Problem details:
Sort through the data and copy the lines holding the word "Çivril".
· · · ·
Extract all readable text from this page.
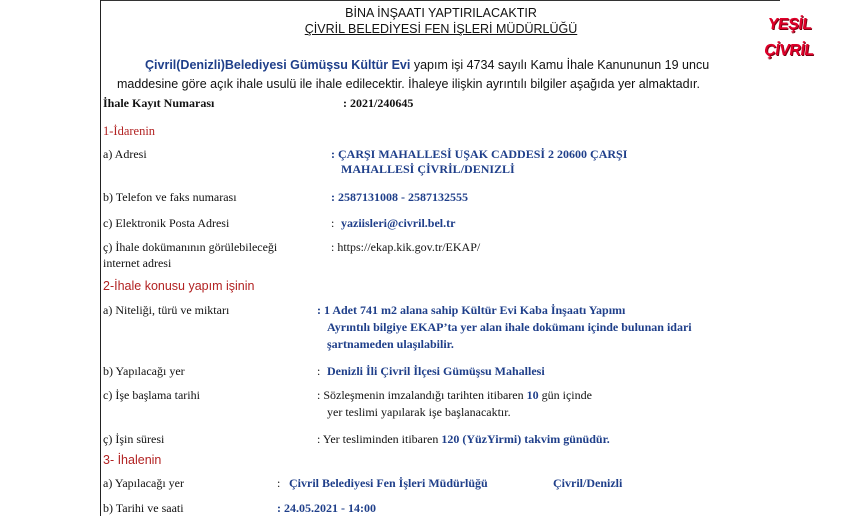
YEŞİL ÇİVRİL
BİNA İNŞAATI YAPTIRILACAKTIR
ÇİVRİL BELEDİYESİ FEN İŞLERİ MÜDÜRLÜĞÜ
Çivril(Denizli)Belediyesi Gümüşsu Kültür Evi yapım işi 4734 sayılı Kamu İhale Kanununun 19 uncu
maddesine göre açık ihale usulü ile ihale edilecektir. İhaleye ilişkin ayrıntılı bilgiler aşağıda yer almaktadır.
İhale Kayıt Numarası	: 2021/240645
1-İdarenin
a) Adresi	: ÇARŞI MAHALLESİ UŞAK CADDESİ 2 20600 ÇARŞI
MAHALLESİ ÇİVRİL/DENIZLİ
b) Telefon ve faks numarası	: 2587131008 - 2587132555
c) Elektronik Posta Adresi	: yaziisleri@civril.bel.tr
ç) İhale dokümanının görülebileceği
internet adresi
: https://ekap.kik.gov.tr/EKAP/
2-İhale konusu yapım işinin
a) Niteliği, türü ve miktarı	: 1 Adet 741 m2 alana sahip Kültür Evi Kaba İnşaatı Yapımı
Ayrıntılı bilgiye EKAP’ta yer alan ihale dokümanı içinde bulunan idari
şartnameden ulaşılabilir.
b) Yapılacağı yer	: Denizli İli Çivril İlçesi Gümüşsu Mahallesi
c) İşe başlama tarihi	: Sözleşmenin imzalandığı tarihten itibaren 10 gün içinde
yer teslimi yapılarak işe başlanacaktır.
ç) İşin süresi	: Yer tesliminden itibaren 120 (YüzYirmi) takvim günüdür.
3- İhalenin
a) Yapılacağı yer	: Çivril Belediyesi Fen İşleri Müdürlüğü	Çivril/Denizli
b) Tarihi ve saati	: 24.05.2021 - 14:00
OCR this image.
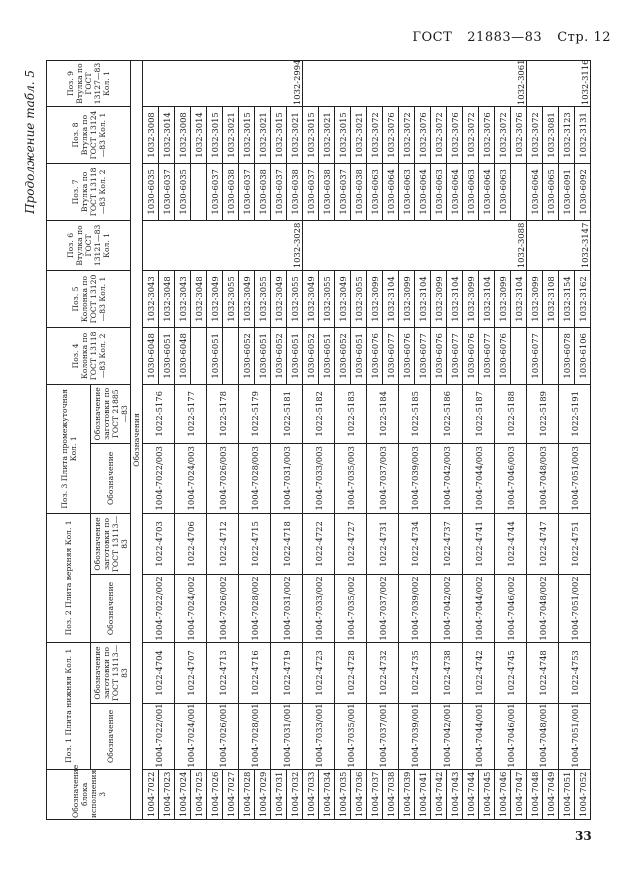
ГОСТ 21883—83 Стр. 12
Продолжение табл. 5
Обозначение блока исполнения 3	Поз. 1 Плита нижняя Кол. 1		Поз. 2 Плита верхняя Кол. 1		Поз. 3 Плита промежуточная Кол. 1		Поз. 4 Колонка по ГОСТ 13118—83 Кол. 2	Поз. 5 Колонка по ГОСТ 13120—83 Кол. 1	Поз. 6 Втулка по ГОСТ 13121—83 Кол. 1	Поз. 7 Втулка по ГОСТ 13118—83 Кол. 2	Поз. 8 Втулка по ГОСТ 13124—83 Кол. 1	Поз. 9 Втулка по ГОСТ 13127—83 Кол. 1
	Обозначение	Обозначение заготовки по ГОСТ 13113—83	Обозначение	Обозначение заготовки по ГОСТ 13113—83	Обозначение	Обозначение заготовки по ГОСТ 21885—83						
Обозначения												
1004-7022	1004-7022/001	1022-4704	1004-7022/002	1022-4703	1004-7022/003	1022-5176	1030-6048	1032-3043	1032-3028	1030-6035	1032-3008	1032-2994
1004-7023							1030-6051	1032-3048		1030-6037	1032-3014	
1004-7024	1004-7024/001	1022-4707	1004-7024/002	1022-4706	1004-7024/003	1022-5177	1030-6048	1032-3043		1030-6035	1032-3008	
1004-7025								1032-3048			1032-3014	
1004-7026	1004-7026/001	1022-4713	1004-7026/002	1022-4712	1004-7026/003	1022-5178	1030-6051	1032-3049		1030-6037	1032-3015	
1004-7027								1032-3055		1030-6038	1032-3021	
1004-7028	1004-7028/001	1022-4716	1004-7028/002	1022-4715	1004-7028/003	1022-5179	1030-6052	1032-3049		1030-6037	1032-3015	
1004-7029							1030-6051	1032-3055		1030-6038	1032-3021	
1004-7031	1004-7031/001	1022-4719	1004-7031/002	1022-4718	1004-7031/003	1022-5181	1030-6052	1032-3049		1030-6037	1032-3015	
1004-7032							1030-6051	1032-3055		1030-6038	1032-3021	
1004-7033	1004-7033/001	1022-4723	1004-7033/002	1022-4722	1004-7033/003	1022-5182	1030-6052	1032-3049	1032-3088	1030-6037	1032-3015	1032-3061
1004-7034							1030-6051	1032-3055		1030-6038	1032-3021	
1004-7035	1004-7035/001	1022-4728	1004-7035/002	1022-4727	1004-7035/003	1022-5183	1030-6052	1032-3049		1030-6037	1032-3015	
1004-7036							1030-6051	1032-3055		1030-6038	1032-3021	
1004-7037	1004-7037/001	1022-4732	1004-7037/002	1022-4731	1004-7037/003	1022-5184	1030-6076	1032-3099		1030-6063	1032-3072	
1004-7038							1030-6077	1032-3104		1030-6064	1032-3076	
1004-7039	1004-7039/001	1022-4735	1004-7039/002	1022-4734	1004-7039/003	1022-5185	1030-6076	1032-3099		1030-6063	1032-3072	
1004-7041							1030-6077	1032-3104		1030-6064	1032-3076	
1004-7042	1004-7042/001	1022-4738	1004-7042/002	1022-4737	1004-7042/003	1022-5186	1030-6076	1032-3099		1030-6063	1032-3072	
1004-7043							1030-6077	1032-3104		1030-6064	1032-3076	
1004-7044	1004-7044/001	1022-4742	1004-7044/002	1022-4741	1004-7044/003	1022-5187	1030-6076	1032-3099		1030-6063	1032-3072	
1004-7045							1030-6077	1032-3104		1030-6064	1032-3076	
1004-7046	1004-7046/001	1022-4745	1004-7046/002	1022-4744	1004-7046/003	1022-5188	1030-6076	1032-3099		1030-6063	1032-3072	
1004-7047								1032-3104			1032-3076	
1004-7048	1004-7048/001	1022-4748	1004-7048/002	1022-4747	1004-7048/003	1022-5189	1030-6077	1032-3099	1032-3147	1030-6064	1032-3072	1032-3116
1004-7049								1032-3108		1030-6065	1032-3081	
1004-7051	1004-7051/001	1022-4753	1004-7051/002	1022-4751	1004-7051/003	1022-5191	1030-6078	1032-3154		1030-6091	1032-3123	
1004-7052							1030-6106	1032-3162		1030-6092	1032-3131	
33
· · · ·
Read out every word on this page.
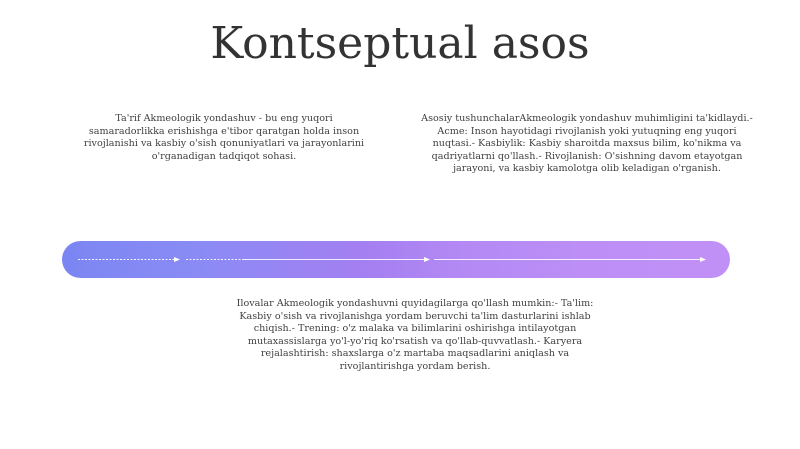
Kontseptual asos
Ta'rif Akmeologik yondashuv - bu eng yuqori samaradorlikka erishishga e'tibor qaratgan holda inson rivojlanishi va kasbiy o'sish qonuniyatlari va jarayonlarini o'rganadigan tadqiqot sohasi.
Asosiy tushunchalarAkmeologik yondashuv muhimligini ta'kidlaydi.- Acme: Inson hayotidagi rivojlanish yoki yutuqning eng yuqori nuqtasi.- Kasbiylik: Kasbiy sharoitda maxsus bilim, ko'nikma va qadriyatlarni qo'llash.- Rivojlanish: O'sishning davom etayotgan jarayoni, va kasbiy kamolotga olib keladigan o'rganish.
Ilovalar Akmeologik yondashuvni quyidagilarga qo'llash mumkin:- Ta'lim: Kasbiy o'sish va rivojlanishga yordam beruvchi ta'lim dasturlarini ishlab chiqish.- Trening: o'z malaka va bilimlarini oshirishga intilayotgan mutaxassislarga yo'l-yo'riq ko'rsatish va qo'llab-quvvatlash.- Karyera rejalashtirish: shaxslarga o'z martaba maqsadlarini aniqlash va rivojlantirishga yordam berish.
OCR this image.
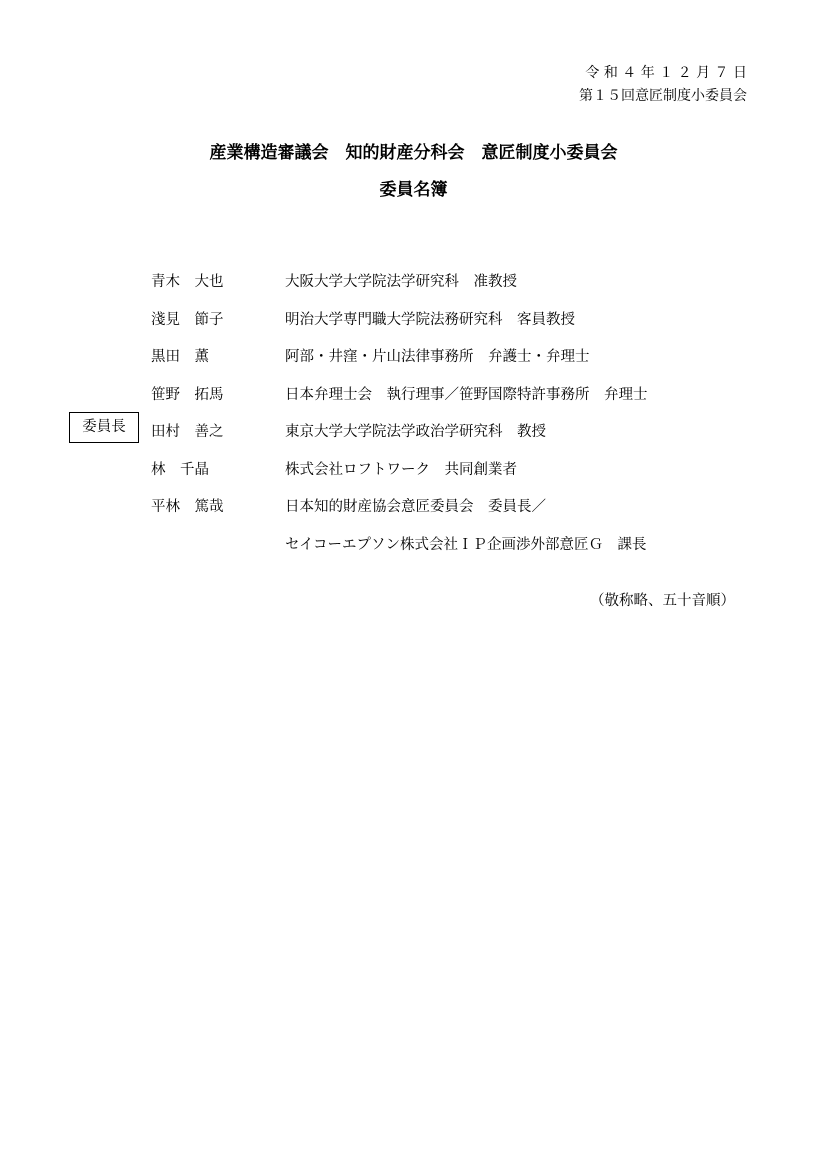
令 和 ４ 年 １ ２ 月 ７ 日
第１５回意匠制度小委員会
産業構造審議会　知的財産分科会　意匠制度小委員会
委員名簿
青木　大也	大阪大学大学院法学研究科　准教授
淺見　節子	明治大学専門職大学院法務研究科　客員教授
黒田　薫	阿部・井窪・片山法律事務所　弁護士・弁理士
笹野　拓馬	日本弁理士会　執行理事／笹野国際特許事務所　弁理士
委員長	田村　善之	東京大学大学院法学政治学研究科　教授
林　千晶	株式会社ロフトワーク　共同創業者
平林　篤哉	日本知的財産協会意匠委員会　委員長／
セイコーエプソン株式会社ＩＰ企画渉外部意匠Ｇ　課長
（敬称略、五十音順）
· · · ·
Response to the task:
Çivril(Denizli)Belediyesi Gümüşsu Kültür Evi yapım işi 4734 sayılı Kamu İhale Kanununun 19 uncu
b) Yapılacağı yer	: Denizli İli Çivril İlçesi Gümüşsu Mahallesi
a) Yapılacağı yer	: Çivril Belediyesi Fen İşleri Müdürlüğü	Çivril/Denizli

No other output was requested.